What the exercise asks: In full and without alteration, repeat the material.

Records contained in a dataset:

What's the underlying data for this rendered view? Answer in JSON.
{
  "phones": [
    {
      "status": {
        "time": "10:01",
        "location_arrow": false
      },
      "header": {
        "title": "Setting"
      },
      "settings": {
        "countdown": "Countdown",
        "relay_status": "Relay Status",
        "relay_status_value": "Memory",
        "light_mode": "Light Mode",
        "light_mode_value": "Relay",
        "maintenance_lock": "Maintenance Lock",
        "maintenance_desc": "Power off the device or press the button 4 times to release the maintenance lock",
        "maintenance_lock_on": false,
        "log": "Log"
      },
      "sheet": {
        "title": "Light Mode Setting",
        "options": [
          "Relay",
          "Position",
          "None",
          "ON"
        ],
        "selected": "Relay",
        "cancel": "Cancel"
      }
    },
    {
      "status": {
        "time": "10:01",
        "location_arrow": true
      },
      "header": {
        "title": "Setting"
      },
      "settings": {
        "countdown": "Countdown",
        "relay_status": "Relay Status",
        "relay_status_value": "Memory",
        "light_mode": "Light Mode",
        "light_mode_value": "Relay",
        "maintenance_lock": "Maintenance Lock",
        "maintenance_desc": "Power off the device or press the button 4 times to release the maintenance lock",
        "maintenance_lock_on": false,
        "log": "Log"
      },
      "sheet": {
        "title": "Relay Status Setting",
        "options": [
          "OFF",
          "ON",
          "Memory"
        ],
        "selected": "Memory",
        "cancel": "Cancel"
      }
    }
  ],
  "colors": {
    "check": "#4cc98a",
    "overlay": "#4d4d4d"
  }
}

Completed task:
What's the underlying data for this rendered view? Answer in JSON.
{
  "phones": [
    {
      "status": {
        "time": "10:01",
        "location_arrow": false
      },
      "header": {
        "title": "Setting"
      },
      "settings": {
        "countdown": "Countdown",
        "relay_status": "Relay Status",
        "relay_status_value": "Memory",
        "light_mode": "Light Mode",
        "light_mode_value": "Relay",
        "maintenance_lock": "Maintenance Lock",
        "maintenance_desc": "Power off the device or press the button 4 times to release the maintenance lock",
        "maintenance_lock_on": false,
        "log": "Log"
      },
      "sheet": {
        "title": "Light Mode Setting",
        "options": [
          "Relay",
          "Position",
          "None",
          "ON"
        ],
        "selected": "Relay",
        "cancel": "Cancel"
      }
    },
    {
      "status": {
        "time": "10:01",
        "location_arrow": true
      },
      "header": {
        "title": "Setting"
      },
      "settings": {
        "countdown": "Countdown",
        "relay_status": "Relay Status",
        "relay_status_value": "Memory",
        "light_mode": "Light Mode",
        "light_mode_value": "Relay",
        "maintenance_lock": "Maintenance Lock",
        "maintenance_desc": "Power off the device or press the button 4 times to release the maintenance lock",
        "maintenance_lock_on": false,
        "log": "Log"
      },
      "sheet": {
        "title": "Relay Status Setting",
        "options": [
          "OFF",
          "ON",
          "Memory"
        ],
        "selected": "Memory",
        "cancel": "Cancel"
      }
    }
  ],
  "colors": {
    "check": "#4cc98a",
    "overlay": "#4d4d4d"
  }
}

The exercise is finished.